--- WORKING DATA ---

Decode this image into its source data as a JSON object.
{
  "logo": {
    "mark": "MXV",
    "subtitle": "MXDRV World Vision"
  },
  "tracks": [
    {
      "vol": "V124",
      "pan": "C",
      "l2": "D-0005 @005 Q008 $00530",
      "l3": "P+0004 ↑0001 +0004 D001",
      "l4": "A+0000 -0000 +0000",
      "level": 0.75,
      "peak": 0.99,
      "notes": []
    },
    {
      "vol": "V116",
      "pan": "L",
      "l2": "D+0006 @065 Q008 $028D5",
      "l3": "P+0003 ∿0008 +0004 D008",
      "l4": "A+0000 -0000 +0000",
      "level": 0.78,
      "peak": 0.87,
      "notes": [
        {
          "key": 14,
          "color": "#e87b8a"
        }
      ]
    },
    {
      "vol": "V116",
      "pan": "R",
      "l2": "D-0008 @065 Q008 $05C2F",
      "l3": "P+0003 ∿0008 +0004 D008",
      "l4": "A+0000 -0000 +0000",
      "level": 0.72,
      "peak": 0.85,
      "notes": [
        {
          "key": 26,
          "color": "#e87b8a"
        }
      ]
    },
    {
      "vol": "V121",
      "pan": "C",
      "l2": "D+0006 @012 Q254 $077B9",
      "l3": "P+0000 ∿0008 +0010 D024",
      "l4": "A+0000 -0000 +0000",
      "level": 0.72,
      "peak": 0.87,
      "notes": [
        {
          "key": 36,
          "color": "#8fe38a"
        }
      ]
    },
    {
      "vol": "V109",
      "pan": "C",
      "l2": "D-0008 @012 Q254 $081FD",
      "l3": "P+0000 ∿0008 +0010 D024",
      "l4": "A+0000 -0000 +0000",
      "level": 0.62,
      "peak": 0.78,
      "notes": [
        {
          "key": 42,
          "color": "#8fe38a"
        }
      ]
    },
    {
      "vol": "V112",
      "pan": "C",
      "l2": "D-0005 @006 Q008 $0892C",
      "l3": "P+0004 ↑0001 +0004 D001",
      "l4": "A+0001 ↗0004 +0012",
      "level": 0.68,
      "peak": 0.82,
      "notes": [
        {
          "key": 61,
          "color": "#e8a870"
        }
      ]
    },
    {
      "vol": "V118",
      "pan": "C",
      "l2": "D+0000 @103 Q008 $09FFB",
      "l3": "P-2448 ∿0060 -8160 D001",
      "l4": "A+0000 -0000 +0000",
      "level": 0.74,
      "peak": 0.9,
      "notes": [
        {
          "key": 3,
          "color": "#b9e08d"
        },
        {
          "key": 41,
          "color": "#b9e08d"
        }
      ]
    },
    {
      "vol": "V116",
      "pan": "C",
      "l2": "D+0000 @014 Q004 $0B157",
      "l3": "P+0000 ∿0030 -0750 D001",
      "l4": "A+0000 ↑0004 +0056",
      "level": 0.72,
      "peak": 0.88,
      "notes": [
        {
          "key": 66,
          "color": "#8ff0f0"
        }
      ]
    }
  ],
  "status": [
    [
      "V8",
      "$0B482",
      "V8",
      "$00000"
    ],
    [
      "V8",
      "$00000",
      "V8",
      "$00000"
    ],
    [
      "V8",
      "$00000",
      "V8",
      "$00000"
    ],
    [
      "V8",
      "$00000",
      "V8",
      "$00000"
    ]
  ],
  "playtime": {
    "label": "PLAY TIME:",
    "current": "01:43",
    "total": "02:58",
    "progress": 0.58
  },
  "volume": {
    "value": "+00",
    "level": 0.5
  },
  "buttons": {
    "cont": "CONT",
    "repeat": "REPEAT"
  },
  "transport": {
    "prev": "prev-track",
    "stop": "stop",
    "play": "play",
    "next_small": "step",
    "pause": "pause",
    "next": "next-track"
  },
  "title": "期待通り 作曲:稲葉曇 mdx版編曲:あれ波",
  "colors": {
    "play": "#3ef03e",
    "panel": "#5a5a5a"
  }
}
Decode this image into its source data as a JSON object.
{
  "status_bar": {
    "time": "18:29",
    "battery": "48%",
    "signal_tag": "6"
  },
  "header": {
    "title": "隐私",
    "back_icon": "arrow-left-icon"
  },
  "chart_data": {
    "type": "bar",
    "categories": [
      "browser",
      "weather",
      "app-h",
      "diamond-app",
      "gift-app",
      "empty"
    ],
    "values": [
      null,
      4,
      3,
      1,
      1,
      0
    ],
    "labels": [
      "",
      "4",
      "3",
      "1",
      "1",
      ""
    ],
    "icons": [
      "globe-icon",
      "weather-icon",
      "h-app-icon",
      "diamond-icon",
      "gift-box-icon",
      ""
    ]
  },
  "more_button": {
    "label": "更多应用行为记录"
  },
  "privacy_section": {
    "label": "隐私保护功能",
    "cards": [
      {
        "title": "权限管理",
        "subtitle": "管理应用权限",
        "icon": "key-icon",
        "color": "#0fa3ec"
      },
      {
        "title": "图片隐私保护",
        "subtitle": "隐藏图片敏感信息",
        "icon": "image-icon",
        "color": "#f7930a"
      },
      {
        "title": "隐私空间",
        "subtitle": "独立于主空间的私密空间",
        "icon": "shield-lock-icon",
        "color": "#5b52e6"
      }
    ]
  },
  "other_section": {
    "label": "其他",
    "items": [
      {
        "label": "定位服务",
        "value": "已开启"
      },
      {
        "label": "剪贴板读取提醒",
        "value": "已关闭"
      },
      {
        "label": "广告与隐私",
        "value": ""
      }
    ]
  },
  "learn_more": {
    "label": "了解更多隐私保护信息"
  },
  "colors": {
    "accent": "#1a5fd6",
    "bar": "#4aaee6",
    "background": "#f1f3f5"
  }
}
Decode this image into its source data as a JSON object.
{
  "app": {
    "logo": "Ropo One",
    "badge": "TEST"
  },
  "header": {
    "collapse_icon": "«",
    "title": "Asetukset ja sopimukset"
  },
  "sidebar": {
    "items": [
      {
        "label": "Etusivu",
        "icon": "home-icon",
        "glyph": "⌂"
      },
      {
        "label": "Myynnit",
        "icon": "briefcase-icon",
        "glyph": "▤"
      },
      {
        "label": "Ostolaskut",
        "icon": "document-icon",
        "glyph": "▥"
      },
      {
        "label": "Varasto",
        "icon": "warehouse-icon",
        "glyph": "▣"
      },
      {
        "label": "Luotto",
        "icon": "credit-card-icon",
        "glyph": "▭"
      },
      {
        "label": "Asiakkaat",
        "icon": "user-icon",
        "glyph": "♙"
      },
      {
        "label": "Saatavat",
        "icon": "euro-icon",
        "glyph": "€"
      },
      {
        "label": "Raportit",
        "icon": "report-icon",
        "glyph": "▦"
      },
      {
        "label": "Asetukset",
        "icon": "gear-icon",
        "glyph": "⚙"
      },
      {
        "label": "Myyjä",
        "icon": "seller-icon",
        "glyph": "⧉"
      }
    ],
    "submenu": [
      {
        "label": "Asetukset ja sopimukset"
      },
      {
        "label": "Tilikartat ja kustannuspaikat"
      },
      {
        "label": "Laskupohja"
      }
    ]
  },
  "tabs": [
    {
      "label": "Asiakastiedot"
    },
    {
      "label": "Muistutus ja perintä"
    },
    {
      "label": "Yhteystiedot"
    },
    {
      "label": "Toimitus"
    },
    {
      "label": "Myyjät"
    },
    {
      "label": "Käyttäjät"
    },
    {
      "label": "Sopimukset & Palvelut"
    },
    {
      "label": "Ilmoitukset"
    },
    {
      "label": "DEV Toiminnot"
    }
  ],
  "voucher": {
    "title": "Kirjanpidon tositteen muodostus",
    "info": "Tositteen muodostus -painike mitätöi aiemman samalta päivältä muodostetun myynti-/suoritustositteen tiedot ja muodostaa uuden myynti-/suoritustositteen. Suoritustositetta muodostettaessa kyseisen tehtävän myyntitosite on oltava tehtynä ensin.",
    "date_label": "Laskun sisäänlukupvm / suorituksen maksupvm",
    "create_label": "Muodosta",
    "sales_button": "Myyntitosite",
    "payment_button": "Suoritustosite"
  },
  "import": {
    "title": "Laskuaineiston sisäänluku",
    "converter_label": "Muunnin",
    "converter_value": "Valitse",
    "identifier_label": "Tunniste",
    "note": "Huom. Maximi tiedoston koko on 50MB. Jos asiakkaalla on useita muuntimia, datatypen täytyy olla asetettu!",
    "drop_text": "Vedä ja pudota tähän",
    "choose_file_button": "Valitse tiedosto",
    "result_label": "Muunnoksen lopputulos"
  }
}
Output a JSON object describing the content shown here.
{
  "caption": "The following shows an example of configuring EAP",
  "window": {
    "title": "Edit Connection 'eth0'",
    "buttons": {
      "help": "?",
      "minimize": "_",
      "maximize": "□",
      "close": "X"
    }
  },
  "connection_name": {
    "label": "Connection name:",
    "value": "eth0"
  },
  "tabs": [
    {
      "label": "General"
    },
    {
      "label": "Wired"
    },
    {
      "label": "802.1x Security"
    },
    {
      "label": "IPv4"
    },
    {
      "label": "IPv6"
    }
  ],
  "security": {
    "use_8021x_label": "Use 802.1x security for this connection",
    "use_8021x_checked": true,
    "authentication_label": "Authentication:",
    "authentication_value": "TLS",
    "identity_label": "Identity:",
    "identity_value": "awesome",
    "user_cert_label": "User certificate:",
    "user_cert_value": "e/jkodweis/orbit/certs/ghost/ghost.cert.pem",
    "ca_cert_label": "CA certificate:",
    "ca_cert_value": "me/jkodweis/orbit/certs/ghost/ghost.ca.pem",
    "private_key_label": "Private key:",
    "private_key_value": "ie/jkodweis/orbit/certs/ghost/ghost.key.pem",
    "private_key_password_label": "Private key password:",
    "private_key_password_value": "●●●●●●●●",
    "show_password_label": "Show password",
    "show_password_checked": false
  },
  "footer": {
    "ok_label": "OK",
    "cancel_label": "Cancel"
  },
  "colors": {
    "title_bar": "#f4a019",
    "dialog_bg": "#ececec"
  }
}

---

* TASK OBJECTIVE *
Your answer should be only the number of lines that hold the word "Asetukset".

* REPLY TO THE TASK *
3